_What needs to be done:_
Your answer is a single number: how many lines hold the word "예술대학"?

_Data to use:_

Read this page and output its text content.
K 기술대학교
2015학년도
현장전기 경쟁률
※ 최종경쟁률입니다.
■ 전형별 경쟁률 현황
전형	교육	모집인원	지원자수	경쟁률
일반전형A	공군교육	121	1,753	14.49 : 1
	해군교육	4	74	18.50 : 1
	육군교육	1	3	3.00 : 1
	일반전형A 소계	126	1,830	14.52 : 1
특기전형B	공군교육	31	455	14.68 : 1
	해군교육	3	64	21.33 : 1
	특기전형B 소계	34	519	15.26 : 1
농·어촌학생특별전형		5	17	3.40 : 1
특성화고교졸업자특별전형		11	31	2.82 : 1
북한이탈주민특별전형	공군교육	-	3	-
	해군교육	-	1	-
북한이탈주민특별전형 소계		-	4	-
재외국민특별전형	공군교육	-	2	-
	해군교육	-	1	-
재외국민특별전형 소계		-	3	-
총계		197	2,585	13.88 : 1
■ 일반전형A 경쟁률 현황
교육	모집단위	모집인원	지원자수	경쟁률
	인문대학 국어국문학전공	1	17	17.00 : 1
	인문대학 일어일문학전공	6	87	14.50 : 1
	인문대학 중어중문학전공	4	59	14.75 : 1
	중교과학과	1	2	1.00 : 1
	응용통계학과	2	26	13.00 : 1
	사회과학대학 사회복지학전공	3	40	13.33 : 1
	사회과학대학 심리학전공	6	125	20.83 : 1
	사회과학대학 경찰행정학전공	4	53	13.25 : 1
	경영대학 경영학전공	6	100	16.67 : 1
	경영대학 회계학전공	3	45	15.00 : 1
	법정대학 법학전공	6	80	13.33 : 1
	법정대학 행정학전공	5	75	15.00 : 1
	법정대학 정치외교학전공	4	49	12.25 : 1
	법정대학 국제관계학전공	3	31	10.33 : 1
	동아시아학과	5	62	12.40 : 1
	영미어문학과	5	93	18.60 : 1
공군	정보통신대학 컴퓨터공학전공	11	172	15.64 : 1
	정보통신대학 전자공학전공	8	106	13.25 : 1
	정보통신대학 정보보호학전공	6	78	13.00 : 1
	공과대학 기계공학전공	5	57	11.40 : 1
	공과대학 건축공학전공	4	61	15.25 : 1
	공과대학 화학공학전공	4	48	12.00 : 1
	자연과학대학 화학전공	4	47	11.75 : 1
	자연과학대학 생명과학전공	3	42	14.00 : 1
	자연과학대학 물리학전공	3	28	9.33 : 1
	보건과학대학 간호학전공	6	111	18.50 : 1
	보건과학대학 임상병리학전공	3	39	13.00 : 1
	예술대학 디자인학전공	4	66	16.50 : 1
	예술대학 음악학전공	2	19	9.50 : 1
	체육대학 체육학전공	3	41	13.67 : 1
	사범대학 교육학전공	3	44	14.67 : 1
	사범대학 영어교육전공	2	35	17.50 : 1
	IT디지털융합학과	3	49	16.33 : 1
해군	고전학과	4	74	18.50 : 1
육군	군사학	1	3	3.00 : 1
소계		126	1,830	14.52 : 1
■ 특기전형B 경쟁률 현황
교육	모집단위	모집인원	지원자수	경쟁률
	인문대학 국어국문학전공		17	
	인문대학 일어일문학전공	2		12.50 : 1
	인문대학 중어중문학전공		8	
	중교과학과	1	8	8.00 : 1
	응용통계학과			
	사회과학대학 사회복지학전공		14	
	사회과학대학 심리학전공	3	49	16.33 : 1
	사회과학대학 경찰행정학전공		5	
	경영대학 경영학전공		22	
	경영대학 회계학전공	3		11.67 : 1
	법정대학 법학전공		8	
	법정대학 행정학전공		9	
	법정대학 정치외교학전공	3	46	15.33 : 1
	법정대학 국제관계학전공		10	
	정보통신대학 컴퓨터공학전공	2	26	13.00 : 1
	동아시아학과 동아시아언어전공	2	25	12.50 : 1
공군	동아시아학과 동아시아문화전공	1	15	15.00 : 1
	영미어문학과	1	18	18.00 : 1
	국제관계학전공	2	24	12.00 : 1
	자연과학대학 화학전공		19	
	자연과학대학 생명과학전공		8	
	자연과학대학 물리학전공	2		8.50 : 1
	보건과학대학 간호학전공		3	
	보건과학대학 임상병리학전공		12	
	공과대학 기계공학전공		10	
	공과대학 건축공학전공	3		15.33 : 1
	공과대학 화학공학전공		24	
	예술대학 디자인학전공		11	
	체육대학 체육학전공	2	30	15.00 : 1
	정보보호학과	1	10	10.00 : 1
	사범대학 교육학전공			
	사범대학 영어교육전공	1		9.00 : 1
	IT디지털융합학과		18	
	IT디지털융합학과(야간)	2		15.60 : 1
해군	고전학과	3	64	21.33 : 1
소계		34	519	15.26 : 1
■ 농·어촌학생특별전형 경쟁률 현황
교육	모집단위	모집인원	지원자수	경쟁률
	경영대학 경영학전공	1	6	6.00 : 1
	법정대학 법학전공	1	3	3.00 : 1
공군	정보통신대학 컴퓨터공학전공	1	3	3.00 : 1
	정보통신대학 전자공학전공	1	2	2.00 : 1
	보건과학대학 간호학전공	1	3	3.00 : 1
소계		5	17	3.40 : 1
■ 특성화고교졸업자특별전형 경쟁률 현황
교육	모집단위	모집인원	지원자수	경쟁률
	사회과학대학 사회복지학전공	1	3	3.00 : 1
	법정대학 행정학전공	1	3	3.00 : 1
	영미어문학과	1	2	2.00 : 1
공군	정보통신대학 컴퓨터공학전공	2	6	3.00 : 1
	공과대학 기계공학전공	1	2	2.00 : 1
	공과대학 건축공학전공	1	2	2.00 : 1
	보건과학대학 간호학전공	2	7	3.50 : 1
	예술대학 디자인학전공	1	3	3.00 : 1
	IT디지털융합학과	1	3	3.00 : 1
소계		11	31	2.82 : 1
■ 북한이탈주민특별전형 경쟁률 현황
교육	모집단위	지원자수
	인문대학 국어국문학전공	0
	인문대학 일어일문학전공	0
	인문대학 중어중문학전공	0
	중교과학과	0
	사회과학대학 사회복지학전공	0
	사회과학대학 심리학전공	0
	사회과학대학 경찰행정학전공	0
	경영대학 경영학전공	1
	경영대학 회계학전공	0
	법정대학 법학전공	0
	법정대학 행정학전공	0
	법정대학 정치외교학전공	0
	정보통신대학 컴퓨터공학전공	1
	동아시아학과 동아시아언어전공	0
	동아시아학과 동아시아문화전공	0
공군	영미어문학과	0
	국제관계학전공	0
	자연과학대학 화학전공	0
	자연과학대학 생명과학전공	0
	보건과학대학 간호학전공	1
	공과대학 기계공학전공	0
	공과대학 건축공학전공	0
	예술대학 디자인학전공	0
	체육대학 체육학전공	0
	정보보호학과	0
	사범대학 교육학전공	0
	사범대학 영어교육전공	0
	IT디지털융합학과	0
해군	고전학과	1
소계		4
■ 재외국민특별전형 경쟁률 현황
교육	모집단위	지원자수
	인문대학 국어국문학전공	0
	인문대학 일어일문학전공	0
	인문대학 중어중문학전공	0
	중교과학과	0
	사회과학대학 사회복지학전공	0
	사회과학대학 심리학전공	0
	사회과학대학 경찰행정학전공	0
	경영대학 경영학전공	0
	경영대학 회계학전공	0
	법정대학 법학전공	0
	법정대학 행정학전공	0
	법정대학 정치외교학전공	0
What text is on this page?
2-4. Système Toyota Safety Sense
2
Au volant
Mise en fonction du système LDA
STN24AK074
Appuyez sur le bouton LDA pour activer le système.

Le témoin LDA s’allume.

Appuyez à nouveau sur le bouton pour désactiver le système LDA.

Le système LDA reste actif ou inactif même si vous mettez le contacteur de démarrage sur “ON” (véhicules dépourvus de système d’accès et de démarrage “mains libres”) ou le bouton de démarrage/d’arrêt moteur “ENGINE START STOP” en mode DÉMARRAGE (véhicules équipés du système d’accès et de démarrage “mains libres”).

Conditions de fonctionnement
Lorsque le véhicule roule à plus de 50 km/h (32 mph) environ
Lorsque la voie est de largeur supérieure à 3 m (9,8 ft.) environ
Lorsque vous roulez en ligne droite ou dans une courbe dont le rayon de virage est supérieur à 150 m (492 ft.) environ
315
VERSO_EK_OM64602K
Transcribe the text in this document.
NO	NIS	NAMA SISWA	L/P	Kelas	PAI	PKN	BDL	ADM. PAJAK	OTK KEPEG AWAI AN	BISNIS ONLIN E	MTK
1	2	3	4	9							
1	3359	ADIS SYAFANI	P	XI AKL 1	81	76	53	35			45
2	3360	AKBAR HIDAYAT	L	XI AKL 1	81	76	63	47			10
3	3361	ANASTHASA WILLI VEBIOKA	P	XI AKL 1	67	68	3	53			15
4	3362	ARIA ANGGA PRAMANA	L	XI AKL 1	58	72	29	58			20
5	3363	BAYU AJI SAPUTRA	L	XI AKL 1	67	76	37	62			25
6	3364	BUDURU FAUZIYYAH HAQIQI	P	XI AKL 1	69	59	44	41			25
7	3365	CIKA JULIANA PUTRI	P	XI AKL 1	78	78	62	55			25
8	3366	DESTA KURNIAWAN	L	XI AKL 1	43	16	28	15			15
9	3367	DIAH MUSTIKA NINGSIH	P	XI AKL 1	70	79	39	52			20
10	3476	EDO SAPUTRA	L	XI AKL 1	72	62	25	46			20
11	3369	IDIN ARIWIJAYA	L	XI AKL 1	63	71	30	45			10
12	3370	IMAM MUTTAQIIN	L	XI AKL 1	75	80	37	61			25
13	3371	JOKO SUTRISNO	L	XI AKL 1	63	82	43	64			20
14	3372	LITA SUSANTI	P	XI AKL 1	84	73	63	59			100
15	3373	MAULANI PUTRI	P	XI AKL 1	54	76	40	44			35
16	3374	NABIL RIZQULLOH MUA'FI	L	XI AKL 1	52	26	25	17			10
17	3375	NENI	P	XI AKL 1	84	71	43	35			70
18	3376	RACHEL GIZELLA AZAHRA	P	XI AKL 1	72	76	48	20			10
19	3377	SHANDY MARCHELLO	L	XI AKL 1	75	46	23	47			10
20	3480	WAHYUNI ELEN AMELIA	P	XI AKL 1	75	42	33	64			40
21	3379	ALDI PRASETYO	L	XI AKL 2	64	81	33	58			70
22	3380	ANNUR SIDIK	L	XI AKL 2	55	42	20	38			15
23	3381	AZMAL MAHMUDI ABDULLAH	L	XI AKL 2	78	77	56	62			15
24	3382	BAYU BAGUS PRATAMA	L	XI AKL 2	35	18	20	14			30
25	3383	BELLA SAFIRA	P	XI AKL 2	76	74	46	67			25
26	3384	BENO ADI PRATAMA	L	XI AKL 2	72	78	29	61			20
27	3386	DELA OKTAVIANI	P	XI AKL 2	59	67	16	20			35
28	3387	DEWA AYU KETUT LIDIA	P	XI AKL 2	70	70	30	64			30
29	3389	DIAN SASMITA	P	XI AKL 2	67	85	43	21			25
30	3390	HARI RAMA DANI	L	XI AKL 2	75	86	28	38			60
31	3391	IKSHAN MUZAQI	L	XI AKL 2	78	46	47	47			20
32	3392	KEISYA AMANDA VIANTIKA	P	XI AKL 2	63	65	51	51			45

_Solution below:_
5